*Records to use*
#####

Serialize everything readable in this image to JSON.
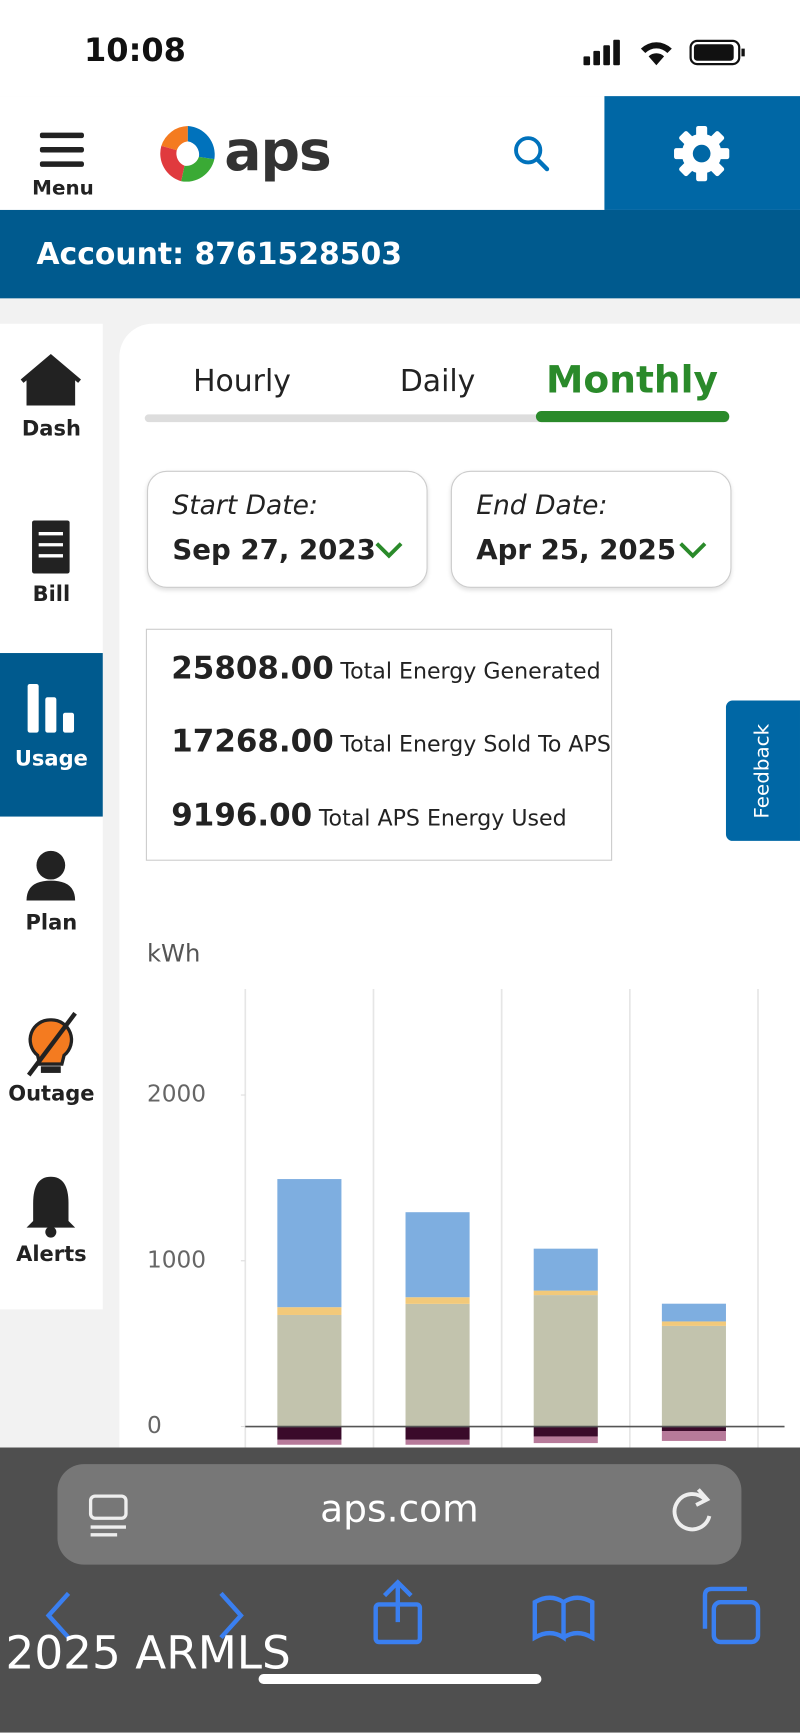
{
  "status_bar": {
    "time": "10:08"
  },
  "header": {
    "menu": "Menu",
    "logo": "aps"
  },
  "account": "Account: 8761528503",
  "sidebar": [
    "Dash",
    "Bill",
    "Usage",
    "Plan",
    "Outage",
    "Alerts"
  ],
  "tabs": [
    "Hourly",
    "Daily",
    "Monthly"
  ],
  "start_date": {
    "label": "Start Date:",
    "value": "Sep 27, 2023"
  },
  "end_date": {
    "label": "End Date:",
    "value": "Apr 25, 2025"
  },
  "totals": [
    {
      "value": "25808.00",
      "label": "Total Energy Generated"
    },
    {
      "value": "17268.00",
      "label": "Total Energy Sold To APS"
    },
    {
      "value": "9196.00",
      "label": "Total APS Energy Used"
    }
  ],
  "feedback": "Feedback",
  "browser": {
    "url": "aps.com"
  },
  "watermark": "2025 ARMLS",
  "chart_data": {
    "type": "bar",
    "stacked": true,
    "y_label": "kWh",
    "categories": [
      null,
      null,
      null,
      null
    ],
    "series": [
      {
        "color": "#c2c3ad",
        "values": [
          673,
          740,
          793,
          607
        ]
      },
      {
        "color": "#f2c97a",
        "values": [
          47,
          40,
          27,
          27
        ]
      },
      {
        "color": "#7eaee0",
        "values": [
          773,
          513,
          253,
          107
        ]
      },
      {
        "color": "#3a0a2a",
        "values": [
          -80,
          -80,
          -60,
          -27
        ]
      },
      {
        "color": "#b77a9a",
        "values": [
          -30,
          -30,
          -40,
          -60
        ]
      }
    ],
    "ylim": [
      -150,
      2640
    ],
    "yticks": [
      0,
      1000,
      2000
    ],
    "grid": true
  }
}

#####

*Stated goal*
Which lines contain "Energy"? Copy each of them.

*Solution for this exercise*
      "label": "Total Energy Generated"
      "label": "Total Energy Sold To APS"
      "label": "Total APS Energy Used"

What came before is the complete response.